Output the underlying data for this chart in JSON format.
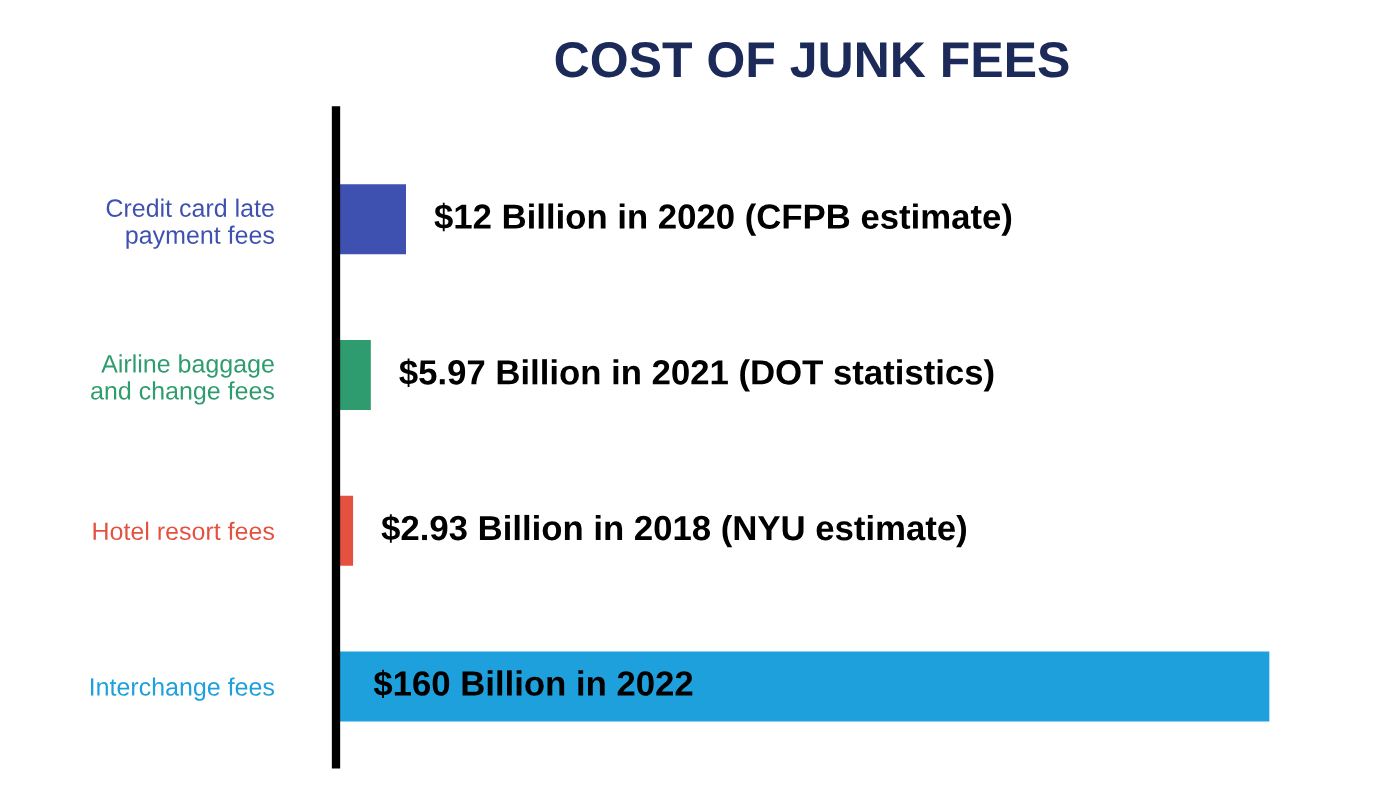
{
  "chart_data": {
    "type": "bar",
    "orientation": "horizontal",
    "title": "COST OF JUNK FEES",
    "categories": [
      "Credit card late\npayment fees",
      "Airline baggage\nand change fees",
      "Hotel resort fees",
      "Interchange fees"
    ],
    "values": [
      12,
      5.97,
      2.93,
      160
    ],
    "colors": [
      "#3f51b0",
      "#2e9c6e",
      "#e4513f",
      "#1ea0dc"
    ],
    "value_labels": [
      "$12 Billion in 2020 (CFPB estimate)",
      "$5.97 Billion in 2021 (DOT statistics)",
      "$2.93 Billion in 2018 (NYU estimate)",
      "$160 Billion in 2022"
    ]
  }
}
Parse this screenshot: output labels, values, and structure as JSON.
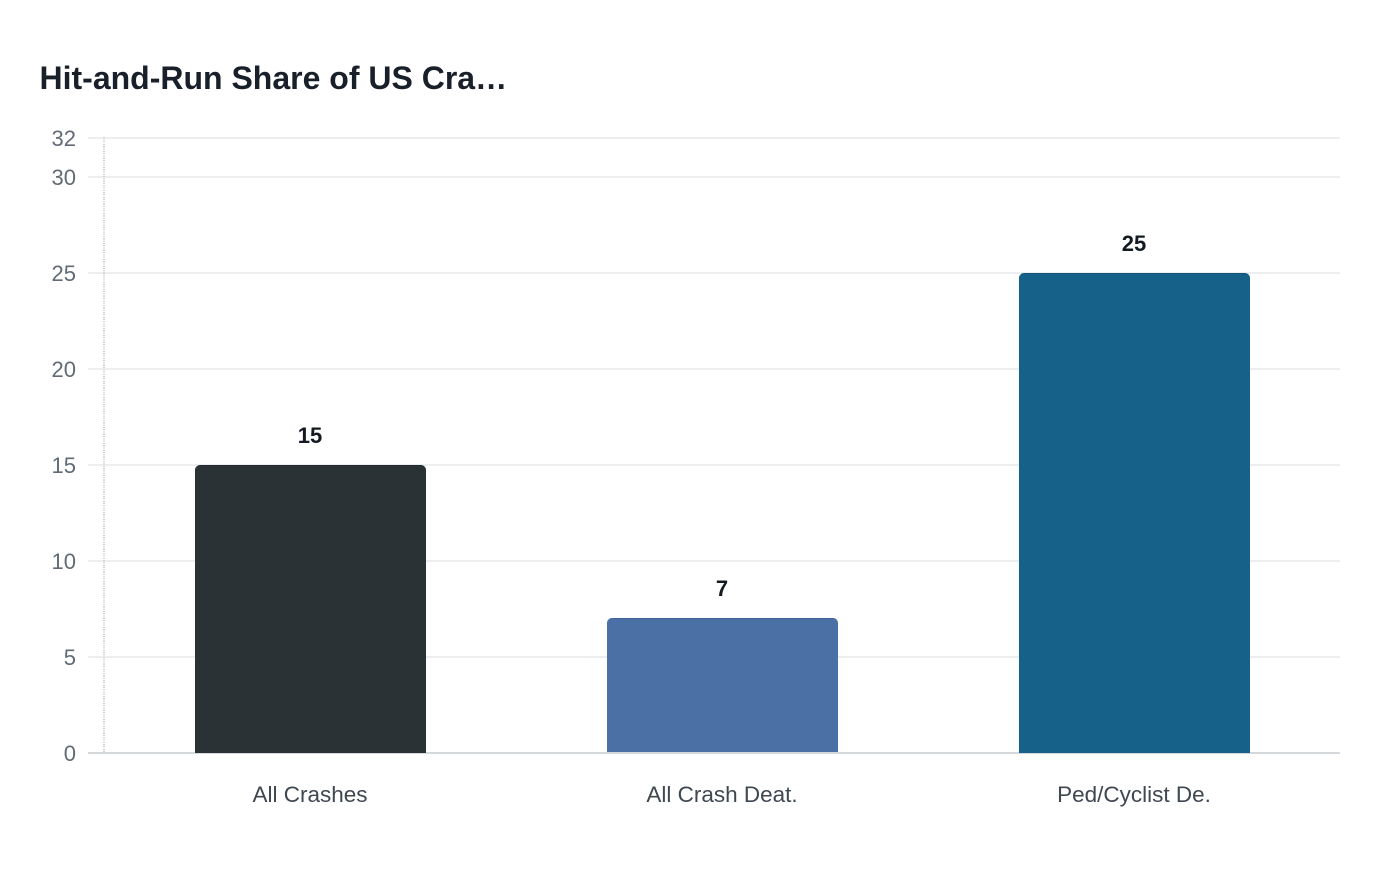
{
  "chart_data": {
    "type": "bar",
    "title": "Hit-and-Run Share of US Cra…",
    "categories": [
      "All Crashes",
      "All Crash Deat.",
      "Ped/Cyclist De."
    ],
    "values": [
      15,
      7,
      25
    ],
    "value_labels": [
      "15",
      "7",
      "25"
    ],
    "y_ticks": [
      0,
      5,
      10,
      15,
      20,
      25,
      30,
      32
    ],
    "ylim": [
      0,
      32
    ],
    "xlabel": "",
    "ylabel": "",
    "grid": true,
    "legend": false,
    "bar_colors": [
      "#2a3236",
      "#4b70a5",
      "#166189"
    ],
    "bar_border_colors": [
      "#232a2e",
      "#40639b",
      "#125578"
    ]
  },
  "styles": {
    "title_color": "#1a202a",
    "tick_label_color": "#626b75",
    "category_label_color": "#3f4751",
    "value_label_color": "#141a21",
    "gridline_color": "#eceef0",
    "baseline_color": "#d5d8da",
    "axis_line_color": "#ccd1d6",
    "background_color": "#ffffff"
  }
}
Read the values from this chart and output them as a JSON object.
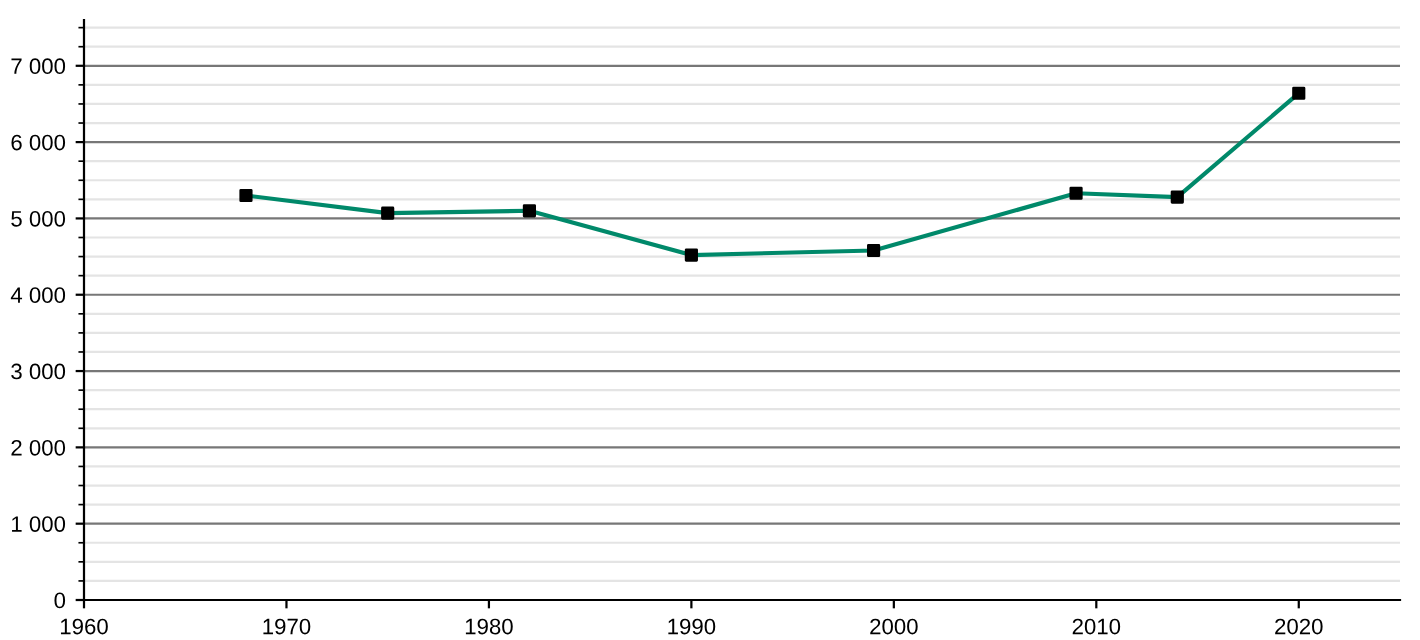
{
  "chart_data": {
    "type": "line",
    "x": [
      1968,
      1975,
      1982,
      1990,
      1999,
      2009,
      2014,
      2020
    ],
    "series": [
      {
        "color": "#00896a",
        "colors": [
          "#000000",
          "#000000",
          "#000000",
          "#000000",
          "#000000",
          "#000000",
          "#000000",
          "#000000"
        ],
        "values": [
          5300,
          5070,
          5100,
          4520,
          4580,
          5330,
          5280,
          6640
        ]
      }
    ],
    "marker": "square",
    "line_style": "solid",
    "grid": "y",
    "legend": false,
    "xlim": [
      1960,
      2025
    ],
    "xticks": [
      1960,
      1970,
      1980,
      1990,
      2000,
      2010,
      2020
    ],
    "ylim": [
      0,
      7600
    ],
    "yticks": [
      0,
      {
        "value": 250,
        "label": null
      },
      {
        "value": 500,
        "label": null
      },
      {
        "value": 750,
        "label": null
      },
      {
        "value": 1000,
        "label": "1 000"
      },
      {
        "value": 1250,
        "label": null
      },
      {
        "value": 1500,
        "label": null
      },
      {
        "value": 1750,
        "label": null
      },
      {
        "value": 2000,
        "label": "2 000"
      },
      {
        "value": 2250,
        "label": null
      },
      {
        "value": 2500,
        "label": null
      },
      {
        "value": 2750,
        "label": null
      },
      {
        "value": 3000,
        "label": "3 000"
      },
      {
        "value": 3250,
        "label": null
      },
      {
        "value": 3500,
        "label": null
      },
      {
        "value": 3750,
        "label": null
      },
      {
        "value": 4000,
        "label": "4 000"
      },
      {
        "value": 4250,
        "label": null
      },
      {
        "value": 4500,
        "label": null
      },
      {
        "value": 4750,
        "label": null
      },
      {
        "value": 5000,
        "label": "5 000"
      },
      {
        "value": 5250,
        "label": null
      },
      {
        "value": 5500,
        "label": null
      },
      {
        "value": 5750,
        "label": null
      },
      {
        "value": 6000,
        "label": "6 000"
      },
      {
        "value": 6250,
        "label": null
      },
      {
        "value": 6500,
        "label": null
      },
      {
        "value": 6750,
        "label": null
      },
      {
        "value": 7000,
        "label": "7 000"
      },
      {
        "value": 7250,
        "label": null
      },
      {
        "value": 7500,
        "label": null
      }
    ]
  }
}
***
* **Given exercise**
Output the material word for word, omitting its pictures.

* **Answer to the task**
Output the underlying data for this chart in JSON format.
{
  "chart_data": {
    "type": "bar",
    "orientation": "horizontal",
    "title": "COST OF JUNK FEES",
    "categories": [
      "Credit card late\npayment fees",
      "Airline baggage\nand change fees",
      "Hotel resort fees",
      "Interchange fees"
    ],
    "values": [
      12,
      5.97,
      2.93,
      160
    ],
    "colors": [
      "#3f51b0",
      "#2e9c6e",
      "#e4513f",
      "#1ea0dc"
    ],
    "value_labels": [
      "$12 Billion in 2020 (CFPB estimate)",
      "$5.97 Billion in 2021 (DOT statistics)",
      "$2.93 Billion in 2018 (NYU estimate)",
      "$160 Billion in 2022"
    ]
  }
}
Parse this screenshot: output labels, values, and structure as JSON.
{
  "chart_data": {
    "type": "bar",
    "title": "Hit-and-Run Share of US Cra…",
    "categories": [
      "All Crashes",
      "All Crash Deat.",
      "Ped/Cyclist De."
    ],
    "values": [
      15,
      7,
      25
    ],
    "value_labels": [
      "15",
      "7",
      "25"
    ],
    "y_ticks": [
      0,
      5,
      10,
      15,
      20,
      25,
      30,
      32
    ],
    "ylim": [
      0,
      32
    ],
    "xlabel": "",
    "ylabel": "",
    "grid": true,
    "legend": false,
    "bar_colors": [
      "#2a3236",
      "#4b70a5",
      "#166189"
    ],
    "bar_border_colors": [
      "#232a2e",
      "#40639b",
      "#125578"
    ]
  },
  "styles": {
    "title_color": "#1a202a",
    "tick_label_color": "#626b75",
    "category_label_color": "#3f4751",
    "value_label_color": "#141a21",
    "gridline_color": "#eceef0",
    "baseline_color": "#d5d8da",
    "axis_line_color": "#ccd1d6",
    "background_color": "#ffffff"
  }
}
Read the values from this chart and output them as a JSON object.
{
  "chart_data": {
    "type": "line",
    "x": [
      1968,
      1975,
      1982,
      1990,
      1999,
      2009,
      2014,
      2020
    ],
    "series": [
      {
        "color": "#00896a",
        "colors": [
          "#000000",
          "#000000",
          "#000000",
          "#000000",
          "#000000",
          "#000000",
          "#000000",
          "#000000"
        ],
        "values": [
          5300,
          5070,
          5100,
          4520,
          4580,
          5330,
          5280,
          6640
        ]
      }
    ],
    "marker": "square",
    "line_style": "solid",
    "grid": "y",
    "legend": false,
    "xlim": [
      1960,
      2025
    ],
    "xticks": [
      1960,
      1970,
      1980,
      1990,
      2000,
      2010,
      2020
    ],
    "ylim": [
      0,
      7600
    ],
    "yticks": [
      0,
      {
        "value": 250,
        "label": null
      },
      {
        "value": 500,
        "label": null
      },
      {
        "value": 750,
        "label": null
      },
      {
        "value": 1000,
        "label": "1 000"
      },
      {
        "value": 1250,
        "label": null
      },
      {
        "value": 1500,
        "label": null
      },
      {
        "value": 1750,
        "label": null
      },
      {
        "value": 2000,
        "label": "2 000"
      },
      {
        "value": 2250,
        "label": null
      },
      {
        "value": 2500,
        "label": null
      },
      {
        "value": 2750,
        "label": null
      },
      {
        "value": 3000,
        "label": "3 000"
      },
      {
        "value": 3250,
        "label": null
      },
      {
        "value": 3500,
        "label": null
      },
      {
        "value": 3750,
        "label": null
      },
      {
        "value": 4000,
        "label": "4 000"
      },
      {
        "value": 4250,
        "label": null
      },
      {
        "value": 4500,
        "label": null
      },
      {
        "value": 4750,
        "label": null
      },
      {
        "value": 5000,
        "label": "5 000"
      },
      {
        "value": 5250,
        "label": null
      },
      {
        "value": 5500,
        "label": null
      },
      {
        "value": 5750,
        "label": null
      },
      {
        "value": 6000,
        "label": "6 000"
      },
      {
        "value": 6250,
        "label": null
      },
      {
        "value": 6500,
        "label": null
      },
      {
        "value": 6750,
        "label": null
      },
      {
        "value": 7000,
        "label": "7 000"
      },
      {
        "value": 7250,
        "label": null
      },
      {
        "value": 7500,
        "label": null
      }
    ]
  }
}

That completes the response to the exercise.